(RECORDS TO USE):
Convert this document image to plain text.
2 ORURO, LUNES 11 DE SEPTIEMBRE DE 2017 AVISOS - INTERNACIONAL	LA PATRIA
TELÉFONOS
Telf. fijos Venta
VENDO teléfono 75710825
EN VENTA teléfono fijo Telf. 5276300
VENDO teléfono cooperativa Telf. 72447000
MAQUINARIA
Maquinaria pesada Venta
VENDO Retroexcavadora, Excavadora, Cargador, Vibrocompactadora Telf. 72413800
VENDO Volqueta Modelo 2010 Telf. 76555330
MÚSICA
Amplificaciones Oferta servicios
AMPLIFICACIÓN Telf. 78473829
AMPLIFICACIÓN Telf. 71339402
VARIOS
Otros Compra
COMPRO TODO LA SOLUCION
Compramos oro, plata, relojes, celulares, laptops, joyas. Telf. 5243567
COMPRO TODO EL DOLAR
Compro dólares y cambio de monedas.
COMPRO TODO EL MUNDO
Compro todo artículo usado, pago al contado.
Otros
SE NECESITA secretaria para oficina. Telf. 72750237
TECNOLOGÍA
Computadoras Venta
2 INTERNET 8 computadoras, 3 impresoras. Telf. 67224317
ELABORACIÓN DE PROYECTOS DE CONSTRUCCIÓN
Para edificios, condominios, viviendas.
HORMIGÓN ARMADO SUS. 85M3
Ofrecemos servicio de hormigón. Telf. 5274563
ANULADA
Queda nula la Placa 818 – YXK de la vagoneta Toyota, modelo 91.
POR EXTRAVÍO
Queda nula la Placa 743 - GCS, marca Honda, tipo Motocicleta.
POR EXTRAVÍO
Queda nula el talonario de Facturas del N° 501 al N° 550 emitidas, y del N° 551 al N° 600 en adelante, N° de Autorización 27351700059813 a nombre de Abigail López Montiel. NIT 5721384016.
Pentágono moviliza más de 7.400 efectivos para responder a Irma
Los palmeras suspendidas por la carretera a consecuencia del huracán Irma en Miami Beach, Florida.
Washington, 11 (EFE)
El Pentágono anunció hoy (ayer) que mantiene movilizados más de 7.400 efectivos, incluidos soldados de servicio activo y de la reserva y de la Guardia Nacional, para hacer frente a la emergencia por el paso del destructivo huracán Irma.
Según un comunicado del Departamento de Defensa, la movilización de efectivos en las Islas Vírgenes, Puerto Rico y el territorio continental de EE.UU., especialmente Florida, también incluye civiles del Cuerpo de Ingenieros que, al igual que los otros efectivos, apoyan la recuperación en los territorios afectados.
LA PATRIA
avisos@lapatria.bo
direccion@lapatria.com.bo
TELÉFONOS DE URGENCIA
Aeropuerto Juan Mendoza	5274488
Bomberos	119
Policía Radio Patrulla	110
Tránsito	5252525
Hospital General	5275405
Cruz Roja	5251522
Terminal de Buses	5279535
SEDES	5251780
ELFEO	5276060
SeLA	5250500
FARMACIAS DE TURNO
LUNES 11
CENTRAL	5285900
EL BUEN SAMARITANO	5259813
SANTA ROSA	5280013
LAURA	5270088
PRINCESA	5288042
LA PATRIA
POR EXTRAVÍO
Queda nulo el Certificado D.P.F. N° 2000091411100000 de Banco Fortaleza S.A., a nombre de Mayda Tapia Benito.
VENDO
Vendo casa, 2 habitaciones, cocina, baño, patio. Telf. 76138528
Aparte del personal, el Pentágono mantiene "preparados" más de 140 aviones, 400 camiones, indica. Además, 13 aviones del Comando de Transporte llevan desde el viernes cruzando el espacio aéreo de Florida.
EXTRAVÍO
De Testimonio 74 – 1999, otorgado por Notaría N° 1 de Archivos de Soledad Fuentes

(WORK TO BE COMPLETED):
All entries are to be printed once more, exactly as given.

(THE COMPLETED TASK):
Convert this document image to plain text.
2 ORURO, LUNES 11 DE SEPTIEMBRE DE 2017 AVISOS - INTERNACIONAL	LA PATRIA
TELÉFONOS
Telf. fijos Venta
VENDO teléfono 75710825
EN VENTA teléfono fijo Telf. 5276300
VENDO teléfono cooperativa Telf. 72447000
MAQUINARIA
Maquinaria pesada Venta
VENDO Retroexcavadora, Excavadora, Cargador, Vibrocompactadora Telf. 72413800
VENDO Volqueta Modelo 2010 Telf. 76555330
MÚSICA
Amplificaciones Oferta servicios
AMPLIFICACIÓN Telf. 78473829
AMPLIFICACIÓN Telf. 71339402
VARIOS
Otros Compra
COMPRO TODO LA SOLUCION
Compramos oro, plata, relojes, celulares, laptops, joyas. Telf. 5243567
COMPRO TODO EL DOLAR
Compro dólares y cambio de monedas.
COMPRO TODO EL MUNDO
Compro todo artículo usado, pago al contado.
Otros
SE NECESITA secretaria para oficina. Telf. 72750237
TECNOLOGÍA
Computadoras Venta
2 INTERNET 8 computadoras, 3 impresoras. Telf. 67224317
ELABORACIÓN DE PROYECTOS DE CONSTRUCCIÓN
Para edificios, condominios, viviendas.
HORMIGÓN ARMADO SUS. 85M3
Ofrecemos servicio de hormigón. Telf. 5274563
ANULADA
Queda nula la Placa 818 – YXK de la vagoneta Toyota, modelo 91.
POR EXTRAVÍO
Queda nula la Placa 743 - GCS, marca Honda, tipo Motocicleta.
POR EXTRAVÍO
Queda nula el talonario de Facturas del N° 501 al N° 550 emitidas, y del N° 551 al N° 600 en adelante, N° de Autorización 27351700059813 a nombre de Abigail López Montiel. NIT 5721384016.
Pentágono moviliza más de 7.400 efectivos para responder a Irma
Los palmeras suspendidas por la carretera a consecuencia del huracán Irma en Miami Beach, Florida.
Washington, 11 (EFE)
El Pentágono anunció hoy (ayer) que mantiene movilizados más de 7.400 efectivos, incluidos soldados de servicio activo y de la reserva y de la Guardia Nacional, para hacer frente a la emergencia por el paso del destructivo huracán Irma.
Según un comunicado del Departamento de Defensa, la movilización de efectivos en las Islas Vírgenes, Puerto Rico y el territorio continental de EE.UU., especialmente Florida, también incluye civiles del Cuerpo de Ingenieros que, al igual que los otros efectivos, apoyan la recuperación en los territorios afectados.
LA PATRIA
avisos@lapatria.bo
direccion@lapatria.com.bo
TELÉFONOS DE URGENCIA
Aeropuerto Juan Mendoza	5274488
Bomberos	119
Policía Radio Patrulla	110
Tránsito	5252525
Hospital General	5275405
Cruz Roja	5251522
Terminal de Buses	5279535
SEDES	5251780
ELFEO	5276060
SeLA	5250500
FARMACIAS DE TURNO
LUNES 11
CENTRAL	5285900
EL BUEN SAMARITANO	5259813
SANTA ROSA	5280013
LAURA	5270088
PRINCESA	5288042
LA PATRIA
POR EXTRAVÍO
Queda nulo el Certificado D.P.F. N° 2000091411100000 de Banco Fortaleza S.A., a nombre de Mayda Tapia Benito.
VENDO
Vendo casa, 2 habitaciones, cocina, baño, patio. Telf. 76138528
Aparte del personal, el Pentágono mantiene "preparados" más de 140 aviones, 400 camiones, indica. Además, 13 aviones del Comando de Transporte llevan desde el viernes cruzando el espacio aéreo de Florida.
EXTRAVÍO
De Testimonio 74 – 1999, otorgado por Notaría N° 1 de Archivos de Soledad Fuentes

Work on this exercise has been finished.